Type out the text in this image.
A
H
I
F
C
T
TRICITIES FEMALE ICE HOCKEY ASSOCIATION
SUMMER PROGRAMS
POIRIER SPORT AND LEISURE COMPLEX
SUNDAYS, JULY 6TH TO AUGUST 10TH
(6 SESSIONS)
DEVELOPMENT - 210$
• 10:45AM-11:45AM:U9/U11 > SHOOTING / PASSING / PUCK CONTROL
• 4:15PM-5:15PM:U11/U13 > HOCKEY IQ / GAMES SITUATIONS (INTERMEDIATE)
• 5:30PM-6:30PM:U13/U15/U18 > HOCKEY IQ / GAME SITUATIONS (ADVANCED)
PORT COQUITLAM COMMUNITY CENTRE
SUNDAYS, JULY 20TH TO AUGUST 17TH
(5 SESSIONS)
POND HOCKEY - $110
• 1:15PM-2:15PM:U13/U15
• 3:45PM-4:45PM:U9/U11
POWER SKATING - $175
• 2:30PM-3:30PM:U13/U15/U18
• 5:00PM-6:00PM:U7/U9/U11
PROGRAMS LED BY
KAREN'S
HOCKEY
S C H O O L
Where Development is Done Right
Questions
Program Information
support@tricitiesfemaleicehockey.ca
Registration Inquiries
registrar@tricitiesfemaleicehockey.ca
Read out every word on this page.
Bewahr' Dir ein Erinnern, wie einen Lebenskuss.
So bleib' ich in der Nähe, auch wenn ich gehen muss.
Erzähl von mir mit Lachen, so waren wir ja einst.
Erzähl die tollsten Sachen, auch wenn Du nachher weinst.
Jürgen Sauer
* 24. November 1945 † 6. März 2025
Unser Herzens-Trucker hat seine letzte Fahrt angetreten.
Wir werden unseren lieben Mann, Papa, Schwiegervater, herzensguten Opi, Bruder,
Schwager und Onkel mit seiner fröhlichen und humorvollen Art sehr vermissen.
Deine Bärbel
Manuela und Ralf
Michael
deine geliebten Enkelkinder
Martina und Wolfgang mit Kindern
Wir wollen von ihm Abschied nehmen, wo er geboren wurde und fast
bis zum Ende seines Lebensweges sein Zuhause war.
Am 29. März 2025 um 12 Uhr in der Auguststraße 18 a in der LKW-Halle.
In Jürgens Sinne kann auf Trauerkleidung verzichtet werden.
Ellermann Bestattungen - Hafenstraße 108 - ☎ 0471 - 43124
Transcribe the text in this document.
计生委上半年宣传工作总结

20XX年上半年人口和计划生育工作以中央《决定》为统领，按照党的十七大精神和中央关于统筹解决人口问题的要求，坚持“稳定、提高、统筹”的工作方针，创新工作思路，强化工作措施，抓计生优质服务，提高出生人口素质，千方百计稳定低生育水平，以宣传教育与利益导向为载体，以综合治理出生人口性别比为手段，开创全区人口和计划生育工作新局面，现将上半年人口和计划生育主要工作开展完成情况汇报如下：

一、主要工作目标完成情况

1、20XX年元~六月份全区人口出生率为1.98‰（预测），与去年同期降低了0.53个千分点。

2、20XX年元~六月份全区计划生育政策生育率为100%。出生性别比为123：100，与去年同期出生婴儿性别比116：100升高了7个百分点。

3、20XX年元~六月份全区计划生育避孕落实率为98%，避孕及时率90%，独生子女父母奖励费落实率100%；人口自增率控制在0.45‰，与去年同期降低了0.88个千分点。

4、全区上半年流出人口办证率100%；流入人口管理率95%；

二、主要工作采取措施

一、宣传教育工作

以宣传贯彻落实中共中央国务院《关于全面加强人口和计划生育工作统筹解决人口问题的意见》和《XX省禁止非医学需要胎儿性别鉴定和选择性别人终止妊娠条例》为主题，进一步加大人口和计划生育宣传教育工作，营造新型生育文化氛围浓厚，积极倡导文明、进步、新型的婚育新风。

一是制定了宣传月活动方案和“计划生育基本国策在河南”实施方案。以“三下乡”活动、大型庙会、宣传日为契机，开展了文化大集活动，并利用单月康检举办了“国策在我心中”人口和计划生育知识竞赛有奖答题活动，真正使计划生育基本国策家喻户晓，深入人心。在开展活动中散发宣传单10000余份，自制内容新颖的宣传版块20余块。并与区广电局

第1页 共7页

________________

Repeat the entries above exactly, leaving nothing out.

Type out the text in this image.
A
H
I
F
C
T
TRICITIES FEMALE ICE HOCKEY ASSOCIATION
SUMMER PROGRAMS
POIRIER SPORT AND LEISURE COMPLEX
SUNDAYS, JULY 6TH TO AUGUST 10TH
(6 SESSIONS)
DEVELOPMENT - 210$
• 10:45AM-11:45AM:U9/U11 > SHOOTING / PASSING / PUCK CONTROL
• 4:15PM-5:15PM:U11/U13 > HOCKEY IQ / GAMES SITUATIONS (INTERMEDIATE)
• 5:30PM-6:30PM:U13/U15/U18 > HOCKEY IQ / GAME SITUATIONS (ADVANCED)
PORT COQUITLAM COMMUNITY CENTRE
SUNDAYS, JULY 20TH TO AUGUST 17TH
(5 SESSIONS)
POND HOCKEY - $110
• 1:15PM-2:15PM:U13/U15
• 3:45PM-4:45PM:U9/U11
POWER SKATING - $175
• 2:30PM-3:30PM:U13/U15/U18
• 5:00PM-6:00PM:U7/U9/U11
PROGRAMS LED BY
KAREN'S
HOCKEY
S C H O O L
Where Development is Done Right
Questions
Program Information
support@tricitiesfemaleicehockey.ca
Registration Inquiries
registrar@tricitiesfemaleicehockey.ca
Read out every word on this page.
Bewahr' Dir ein Erinnern, wie einen Lebenskuss.
So bleib' ich in der Nähe, auch wenn ich gehen muss.
Erzähl von mir mit Lachen, so waren wir ja einst.
Erzähl die tollsten Sachen, auch wenn Du nachher weinst.
Jürgen Sauer
* 24. November 1945 † 6. März 2025
Unser Herzens-Trucker hat seine letzte Fahrt angetreten.
Wir werden unseren lieben Mann, Papa, Schwiegervater, herzensguten Opi, Bruder,
Schwager und Onkel mit seiner fröhlichen und humorvollen Art sehr vermissen.
Deine Bärbel
Manuela und Ralf
Michael
deine geliebten Enkelkinder
Martina und Wolfgang mit Kindern
Wir wollen von ihm Abschied nehmen, wo er geboren wurde und fast
bis zum Ende seines Lebensweges sein Zuhause war.
Am 29. März 2025 um 12 Uhr in der Auguststraße 18 a in der LKW-Halle.
In Jürgens Sinne kann auf Trauerkleidung verzichtet werden.
Ellermann Bestattungen - Hafenstraße 108 - ☎ 0471 - 43124
Transcribe the text in this document.
计生委上半年宣传工作总结

20XX年上半年人口和计划生育工作以中央《决定》为统领，按照党的十七大精神和中央关于统筹解决人口问题的要求，坚持“稳定、提高、统筹”的工作方针，创新工作思路，强化工作措施，抓计生优质服务，提高出生人口素质，千方百计稳定低生育水平，以宣传教育与利益导向为载体，以综合治理出生人口性别比为手段，开创全区人口和计划生育工作新局面，现将上半年人口和计划生育主要工作开展完成情况汇报如下：

一、主要工作目标完成情况

1、20XX年元~六月份全区人口出生率为1.98‰（预测），与去年同期降低了0.53个千分点。

2、20XX年元~六月份全区计划生育政策生育率为100%。出生性别比为123：100，与去年同期出生婴儿性别比116：100升高了7个百分点。

3、20XX年元~六月份全区计划生育避孕落实率为98%，避孕及时率90%，独生子女父母奖励费落实率100%；人口自增率控制在0.45‰，与去年同期降低了0.88个千分点。

4、全区上半年流出人口办证率100%；流入人口管理率95%；

二、主要工作采取措施

一、宣传教育工作

以宣传贯彻落实中共中央国务院《关于全面加强人口和计划生育工作统筹解决人口问题的意见》和《XX省禁止非医学需要胎儿性别鉴定和选择性别人终止妊娠条例》为主题，进一步加大人口和计划生育宣传教育工作，营造新型生育文化氛围浓厚，积极倡导文明、进步、新型的婚育新风。

一是制定了宣传月活动方案和“计划生育基本国策在河南”实施方案。以“三下乡”活动、大型庙会、宣传日为契机，开展了文化大集活动，并利用单月康检举办了“国策在我心中”人口和计划生育知识竞赛有奖答题活动，真正使计划生育基本国策家喻户晓，深入人心。在开展活动中散发宣传单10000余份，自制内容新颖的宣传版块20余块。并与区广电局

第1页 共7页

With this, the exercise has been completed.